Please output the records below in full, exactly as given, but without the images.

[Data entries]
********
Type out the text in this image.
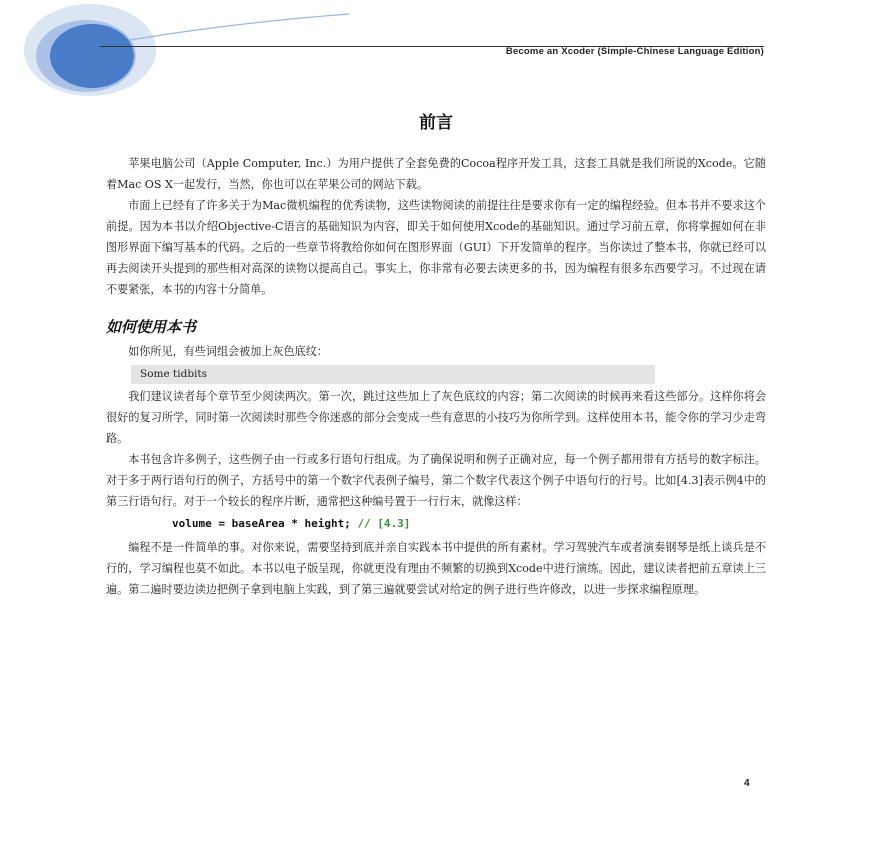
Become an Xcoder (Simple-Chinese Language Edition)
前言

苹果电脑公司（Apple Computer, Inc.）为用户提供了全套免费的Cocoa程序开发工具，这套工具就是我们所说的Xcode。它随着Mac OS X一起发行，当然，你也可以在苹果公司的网站下载。

市面上已经有了许多关于为Mac微机编程的优秀读物，这些读物阅读的前提往往是要求你有一定的编程经验。但本书并不要求这个前提。因为本书以介绍Objective-C语言的基础知识为内容，即关于如何使用Xcode的基础知识。通过学习前五章，你将掌握如何在非图形界面下编写基本的代码。之后的一些章节将教给你如何在图形界面（GUI）下开发简单的程序。当你读过了整本书，你就已经可以再去阅读开头提到的那些相对高深的读物以提高自己。事实上，你非常有必要去读更多的书，因为编程有很多东西要学习。不过现在请不要紧张，本书的内容十分简单。

如何使用本书

如你所见，有些词组会被加上灰色底纹：

Some tidbits

我们建议读者每个章节至少阅读两次。第一次，跳过这些加上了灰色底纹的内容；第二次阅读的时候再来看这些部分。这样你将会很好的复习所学，同时第一次阅读时那些令你迷惑的部分会变成一些有意思的小技巧为你所学到。这样使用本书，能令你的学习少走弯路。

本书包含许多例子，这些例子由一行或多行语句行组成。为了确保说明和例子正确对应，每一个例子都用带有方括号的数字标注。对于多于两行语句行的例子，方括号中的第一个数字代表例子编号，第二个数字代表这个例子中语句行的行号。比如[4.3]表示例4中的第三行语句行。对于一个较长的程序片断，通常把这种编号置于一行行末，就像这样：

volume = baseArea * height; // [4.3]

编程不是一件简单的事。对你来说，需要坚持到底并亲自实践本书中提供的所有素材。学习驾驶汽车或者演奏钢琴是纸上谈兵是不行的，学习编程也莫不如此。本书以电子版呈现，你就更没有理由不频繁的切换到Xcode中进行演练。因此，建议读者把前五章读上三遍。第二遍时要边读边把例子拿到电脑上实践，到了第三遍就要尝试对给定的例子进行些许修改，以进一步探求编程原理。

4
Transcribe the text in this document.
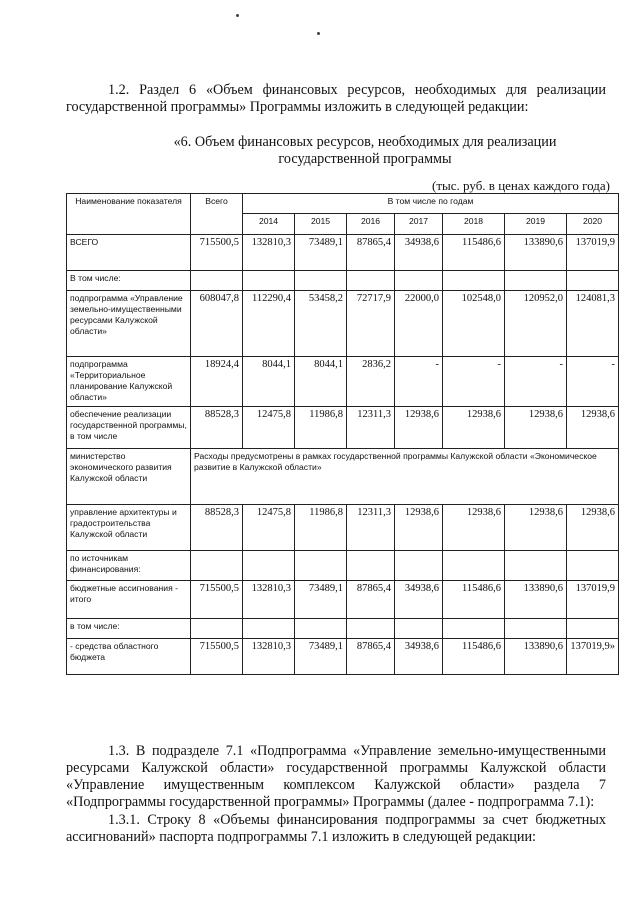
1.2. Раздел 6 «Объем финансовых ресурсов, необходимых для реализации государственной программы» Программы изложить в следующей редакции:
«6. Объем финансовых ресурсов, необходимых для реализации
государственной программы
(тыс. руб. в ценах каждого года)
Наименование показателя	Всего	В том числе по годам						
		2014	2015	2016	2017	2018	2019	2020
ВСЕГО	715500,5	132810,3	73489,1	87865,4	34938,6	115486,6	133890,6	137019,9
В том числе:								
подпрограмма «Управление земельно-имущественными ресурсами Калужской области»	608047,8	112290,4	53458,2	72717,9	22000,0	102548,0	120952,0	124081,3
подпрограмма «Территориальное планирование Калужской области»	18924,4	8044,1	8044,1	2836,2	-	-	-	-
обеспечение реализации государственной программы, в том числе	88528,3	12475,8	11986,8	12311,3	12938,6	12938,6	12938,6	12938,6
министерство экономического развития Калужской области	Расходы предусмотрены в рамках государственной программы Калужской области «Экономическое развитие в Калужской области»							
управление архитектуры и градостроительства Калужской области	88528,3	12475,8	11986,8	12311,3	12938,6	12938,6	12938,6	12938,6
по источникам финансирования:								
бюджетные ассигнования - итого	715500,5	132810,3	73489,1	87865,4	34938,6	115486,6	133890,6	137019,9
в том числе:								
- средства областного бюджета	715500,5	132810,3	73489,1	87865,4	34938,6	115486,6	133890,6	137019,9»
1.3. В подразделе 7.1 «Подпрограмма «Управление земельно-имущественными ресурсами Калужской области» государственной программы Калужской области «Управление имущественным комплексом Калужской области» раздела 7 «Подпрограммы государственной программы» Программы (далее - подпрограмма 7.1):
1.3.1. Строку 8 «Объемы финансирования подпрограммы за счет бюджетных ассигнований» паспорта подпрограммы 7.1 изложить в следующей редакции:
********
## Complete answer
Type out the text in this image.
Become an Xcoder (Simple-Chinese Language Edition)
前言

苹果电脑公司（Apple Computer, Inc.）为用户提供了全套免费的Cocoa程序开发工具，这套工具就是我们所说的Xcode。它随着Mac OS X一起发行，当然，你也可以在苹果公司的网站下载。

市面上已经有了许多关于为Mac微机编程的优秀读物，这些读物阅读的前提往往是要求你有一定的编程经验。但本书并不要求这个前提。因为本书以介绍Objective-C语言的基础知识为内容，即关于如何使用Xcode的基础知识。通过学习前五章，你将掌握如何在非图形界面下编写基本的代码。之后的一些章节将教给你如何在图形界面（GUI）下开发简单的程序。当你读过了整本书，你就已经可以再去阅读开头提到的那些相对高深的读物以提高自己。事实上，你非常有必要去读更多的书，因为编程有很多东西要学习。不过现在请不要紧张，本书的内容十分简单。

如何使用本书

如你所见，有些词组会被加上灰色底纹：

Some tidbits

我们建议读者每个章节至少阅读两次。第一次，跳过这些加上了灰色底纹的内容；第二次阅读的时候再来看这些部分。这样你将会很好的复习所学，同时第一次阅读时那些令你迷惑的部分会变成一些有意思的小技巧为你所学到。这样使用本书，能令你的学习少走弯路。

本书包含许多例子，这些例子由一行或多行语句行组成。为了确保说明和例子正确对应，每一个例子都用带有方括号的数字标注。对于多于两行语句行的例子，方括号中的第一个数字代表例子编号，第二个数字代表这个例子中语句行的行号。比如[4.3]表示例4中的第三行语句行。对于一个较长的程序片断，通常把这种编号置于一行行末，就像这样：

volume = baseArea * height; // [4.3]

编程不是一件简单的事。对你来说，需要坚持到底并亲自实践本书中提供的所有素材。学习驾驶汽车或者演奏钢琴是纸上谈兵是不行的，学习编程也莫不如此。本书以电子版呈现，你就更没有理由不频繁的切换到Xcode中进行演练。因此，建议读者把前五章读上三遍。第二遍时要边读边把例子拿到电脑上实践，到了第三遍就要尝试对给定的例子进行些许修改，以进一步探求编程原理。

4
Transcribe the text in this document.
1.2. Раздел 6 «Объем финансовых ресурсов, необходимых для реализации государственной программы» Программы изложить в следующей редакции:
«6. Объем финансовых ресурсов, необходимых для реализации
государственной программы
(тыс. руб. в ценах каждого года)
Наименование показателя	Всего	В том числе по годам						
		2014	2015	2016	2017	2018	2019	2020
ВСЕГО	715500,5	132810,3	73489,1	87865,4	34938,6	115486,6	133890,6	137019,9
В том числе:								
подпрограмма «Управление земельно-имущественными ресурсами Калужской области»	608047,8	112290,4	53458,2	72717,9	22000,0	102548,0	120952,0	124081,3
подпрограмма «Территориальное планирование Калужской области»	18924,4	8044,1	8044,1	2836,2	-	-	-	-
обеспечение реализации государственной программы, в том числе	88528,3	12475,8	11986,8	12311,3	12938,6	12938,6	12938,6	12938,6
министерство экономического развития Калужской области	Расходы предусмотрены в рамках государственной программы Калужской области «Экономическое развитие в Калужской области»							
управление архитектуры и градостроительства Калужской области	88528,3	12475,8	11986,8	12311,3	12938,6	12938,6	12938,6	12938,6
по источникам финансирования:								
бюджетные ассигнования - итого	715500,5	132810,3	73489,1	87865,4	34938,6	115486,6	133890,6	137019,9
в том числе:								
- средства областного бюджета	715500,5	132810,3	73489,1	87865,4	34938,6	115486,6	133890,6	137019,9»
1.3. В подразделе 7.1 «Подпрограмма «Управление земельно-имущественными ресурсами Калужской области» государственной программы Калужской области «Управление имущественным комплексом Калужской области» раздела 7 «Подпрограммы государственной программы» Программы (далее - подпрограмма 7.1):
1.3.1. Строку 8 «Объемы финансирования подпрограммы за счет бюджетных ассигнований» паспорта подпрограммы 7.1 изложить в следующей редакции:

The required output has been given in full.